» Exercise goal: Give the data below again exactly as it stands. Omit the pictures.

++++ Dataset records ++++

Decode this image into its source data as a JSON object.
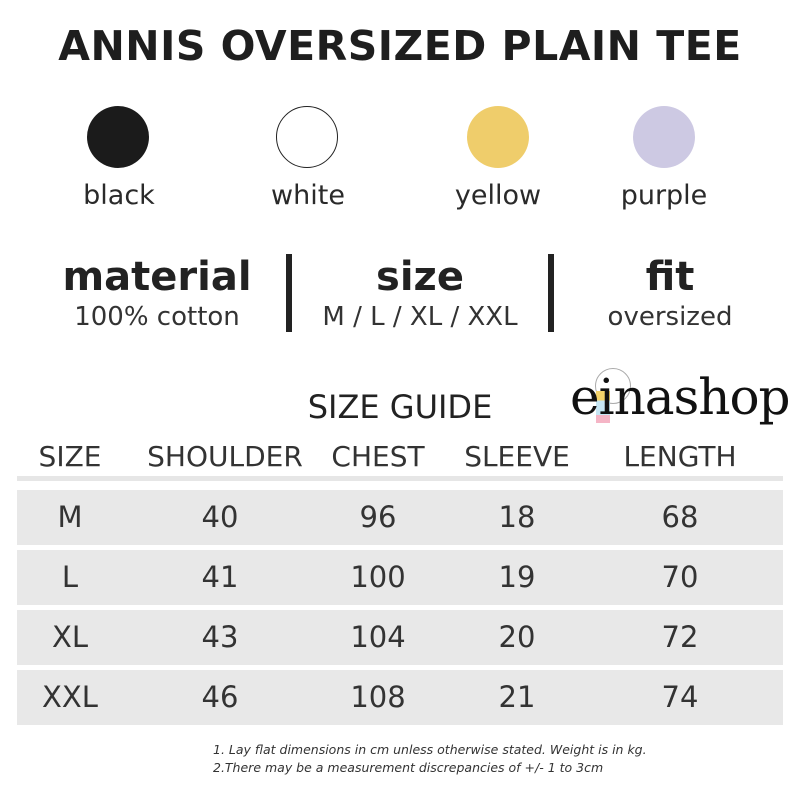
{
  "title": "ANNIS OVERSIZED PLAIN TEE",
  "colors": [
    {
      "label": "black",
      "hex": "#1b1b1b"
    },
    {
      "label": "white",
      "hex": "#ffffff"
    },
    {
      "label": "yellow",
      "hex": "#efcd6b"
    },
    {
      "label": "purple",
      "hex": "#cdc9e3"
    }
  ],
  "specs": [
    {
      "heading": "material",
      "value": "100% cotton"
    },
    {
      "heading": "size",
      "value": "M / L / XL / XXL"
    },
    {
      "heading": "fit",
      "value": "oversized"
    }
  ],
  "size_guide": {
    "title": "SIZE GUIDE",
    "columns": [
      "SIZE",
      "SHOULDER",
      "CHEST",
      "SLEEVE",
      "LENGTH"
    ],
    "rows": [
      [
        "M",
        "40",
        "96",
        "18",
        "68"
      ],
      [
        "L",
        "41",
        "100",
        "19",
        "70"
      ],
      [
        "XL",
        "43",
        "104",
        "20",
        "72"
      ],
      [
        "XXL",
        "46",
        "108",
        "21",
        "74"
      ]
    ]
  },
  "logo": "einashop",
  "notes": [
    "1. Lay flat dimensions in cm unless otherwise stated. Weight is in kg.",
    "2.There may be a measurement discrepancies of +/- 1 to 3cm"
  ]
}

++++

» Result:
Decode this image into its source data as a JSON object.
{
  "title": "ANNIS OVERSIZED PLAIN TEE",
  "colors": [
    {
      "label": "black",
      "hex": "#1b1b1b"
    },
    {
      "label": "white",
      "hex": "#ffffff"
    },
    {
      "label": "yellow",
      "hex": "#efcd6b"
    },
    {
      "label": "purple",
      "hex": "#cdc9e3"
    }
  ],
  "specs": [
    {
      "heading": "material",
      "value": "100% cotton"
    },
    {
      "heading": "size",
      "value": "M / L / XL / XXL"
    },
    {
      "heading": "fit",
      "value": "oversized"
    }
  ],
  "size_guide": {
    "title": "SIZE GUIDE",
    "columns": [
      "SIZE",
      "SHOULDER",
      "CHEST",
      "SLEEVE",
      "LENGTH"
    ],
    "rows": [
      [
        "M",
        "40",
        "96",
        "18",
        "68"
      ],
      [
        "L",
        "41",
        "100",
        "19",
        "70"
      ],
      [
        "XL",
        "43",
        "104",
        "20",
        "72"
      ],
      [
        "XXL",
        "46",
        "108",
        "21",
        "74"
      ]
    ]
  },
  "logo": "einashop",
  "notes": [
    "1. Lay flat dimensions in cm unless otherwise stated. Weight is in kg.",
    "2.There may be a measurement discrepancies of +/- 1 to 3cm"
  ]
}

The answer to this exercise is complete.